BEGIN

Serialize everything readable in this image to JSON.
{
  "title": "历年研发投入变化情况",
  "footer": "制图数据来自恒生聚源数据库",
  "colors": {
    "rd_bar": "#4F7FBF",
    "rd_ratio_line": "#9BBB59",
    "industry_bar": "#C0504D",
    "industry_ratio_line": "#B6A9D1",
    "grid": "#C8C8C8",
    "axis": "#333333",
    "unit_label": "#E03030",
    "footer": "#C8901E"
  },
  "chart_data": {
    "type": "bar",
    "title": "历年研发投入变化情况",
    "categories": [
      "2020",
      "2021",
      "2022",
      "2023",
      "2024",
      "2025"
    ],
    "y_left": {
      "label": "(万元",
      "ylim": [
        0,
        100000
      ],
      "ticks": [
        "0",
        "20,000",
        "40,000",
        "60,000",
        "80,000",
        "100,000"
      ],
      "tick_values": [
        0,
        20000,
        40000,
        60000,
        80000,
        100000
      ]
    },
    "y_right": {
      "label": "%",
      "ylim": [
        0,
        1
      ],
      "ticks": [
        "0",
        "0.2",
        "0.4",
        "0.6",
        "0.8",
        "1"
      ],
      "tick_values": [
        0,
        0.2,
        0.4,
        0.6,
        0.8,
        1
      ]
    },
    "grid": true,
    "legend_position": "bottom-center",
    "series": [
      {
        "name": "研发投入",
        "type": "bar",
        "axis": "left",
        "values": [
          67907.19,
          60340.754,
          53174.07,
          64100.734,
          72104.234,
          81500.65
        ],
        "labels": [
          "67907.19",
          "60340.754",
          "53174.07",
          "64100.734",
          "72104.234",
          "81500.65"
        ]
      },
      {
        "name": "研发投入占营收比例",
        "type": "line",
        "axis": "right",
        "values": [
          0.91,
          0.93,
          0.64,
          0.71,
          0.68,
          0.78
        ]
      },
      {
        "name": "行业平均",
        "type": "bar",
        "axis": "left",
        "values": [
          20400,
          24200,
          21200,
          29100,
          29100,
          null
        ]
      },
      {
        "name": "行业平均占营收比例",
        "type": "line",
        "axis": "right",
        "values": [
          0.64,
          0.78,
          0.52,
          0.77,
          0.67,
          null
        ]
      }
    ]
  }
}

END

Exercise |
Return each entry from above without altering a single character.

Task response |
Serialize everything readable in this image to JSON.
{
  "title": "历年研发投入变化情况",
  "footer": "制图数据来自恒生聚源数据库",
  "colors": {
    "rd_bar": "#4F7FBF",
    "rd_ratio_line": "#9BBB59",
    "industry_bar": "#C0504D",
    "industry_ratio_line": "#B6A9D1",
    "grid": "#C8C8C8",
    "axis": "#333333",
    "unit_label": "#E03030",
    "footer": "#C8901E"
  },
  "chart_data": {
    "type": "bar",
    "title": "历年研发投入变化情况",
    "categories": [
      "2020",
      "2021",
      "2022",
      "2023",
      "2024",
      "2025"
    ],
    "y_left": {
      "label": "(万元",
      "ylim": [
        0,
        100000
      ],
      "ticks": [
        "0",
        "20,000",
        "40,000",
        "60,000",
        "80,000",
        "100,000"
      ],
      "tick_values": [
        0,
        20000,
        40000,
        60000,
        80000,
        100000
      ]
    },
    "y_right": {
      "label": "%",
      "ylim": [
        0,
        1
      ],
      "ticks": [
        "0",
        "0.2",
        "0.4",
        "0.6",
        "0.8",
        "1"
      ],
      "tick_values": [
        0,
        0.2,
        0.4,
        0.6,
        0.8,
        1
      ]
    },
    "grid": true,
    "legend_position": "bottom-center",
    "series": [
      {
        "name": "研发投入",
        "type": "bar",
        "axis": "left",
        "values": [
          67907.19,
          60340.754,
          53174.07,
          64100.734,
          72104.234,
          81500.65
        ],
        "labels": [
          "67907.19",
          "60340.754",
          "53174.07",
          "64100.734",
          "72104.234",
          "81500.65"
        ]
      },
      {
        "name": "研发投入占营收比例",
        "type": "line",
        "axis": "right",
        "values": [
          0.91,
          0.93,
          0.64,
          0.71,
          0.68,
          0.78
        ]
      },
      {
        "name": "行业平均",
        "type": "bar",
        "axis": "left",
        "values": [
          20400,
          24200,
          21200,
          29100,
          29100,
          null
        ]
      },
      {
        "name": "行业平均占营收比例",
        "type": "line",
        "axis": "right",
        "values": [
          0.64,
          0.78,
          0.52,
          0.77,
          0.67,
          null
        ]
      }
    ]
  }
}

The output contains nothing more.